**What is needed:** With the pictures left out, copy the listing below exactly.

**Extracted material:**
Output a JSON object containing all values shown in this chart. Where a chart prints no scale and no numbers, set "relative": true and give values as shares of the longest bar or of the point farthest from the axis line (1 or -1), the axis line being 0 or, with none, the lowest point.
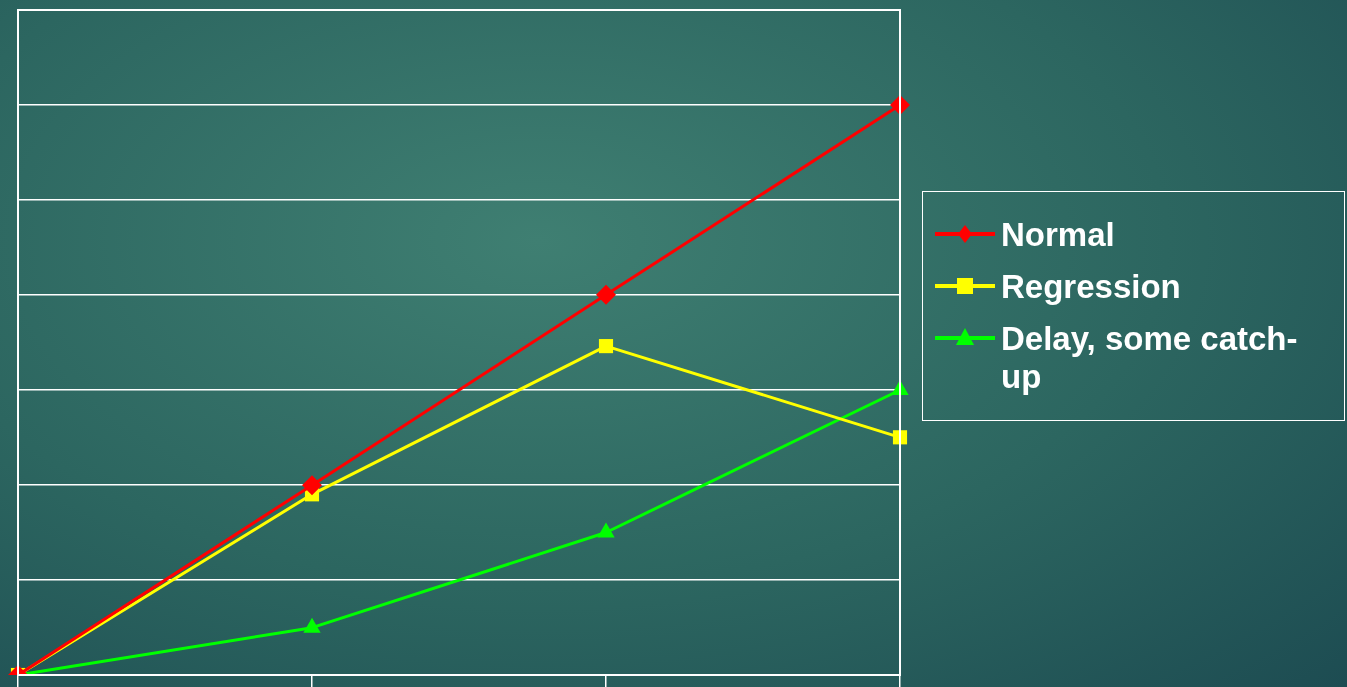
{
  "chart_data": {
    "type": "line",
    "relative": true,
    "categories": [
      null,
      null,
      null,
      null
    ],
    "series": [
      {
        "name": "Normal",
        "color": "#ff0000",
        "marker": "diamond",
        "values": [
          0,
          0.333,
          0.667,
          1
        ]
      },
      {
        "name": "Regression",
        "color": "#ffff00",
        "marker": "square",
        "values": [
          0,
          0.317,
          0.577,
          0.417
        ]
      },
      {
        "name": "Delay, some catch-up",
        "color": "#00ff00",
        "marker": "triangle",
        "values": [
          0,
          0.083,
          0.25,
          0.5
        ]
      }
    ],
    "grid": "y",
    "legend": "right",
    "tick_labels": false,
    "line_style": "solid"
  }
}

**Written answer:**
Output a JSON object containing all values shown in this chart. Where a chart prints no scale and no numbers, set "relative": true and give values as shares of the longest bar or of the point farthest from the axis line (1 or -1), the axis line being 0 or, with none, the lowest point.
{
  "chart_data": {
    "type": "line",
    "relative": true,
    "categories": [
      null,
      null,
      null,
      null
    ],
    "series": [
      {
        "name": "Normal",
        "color": "#ff0000",
        "marker": "diamond",
        "values": [
          0,
          0.333,
          0.667,
          1
        ]
      },
      {
        "name": "Regression",
        "color": "#ffff00",
        "marker": "square",
        "values": [
          0,
          0.317,
          0.577,
          0.417
        ]
      },
      {
        "name": "Delay, some catch-up",
        "color": "#00ff00",
        "marker": "triangle",
        "values": [
          0,
          0.083,
          0.25,
          0.5
        ]
      }
    ],
    "grid": "y",
    "legend": "right",
    "tick_labels": false,
    "line_style": "solid"
  }
}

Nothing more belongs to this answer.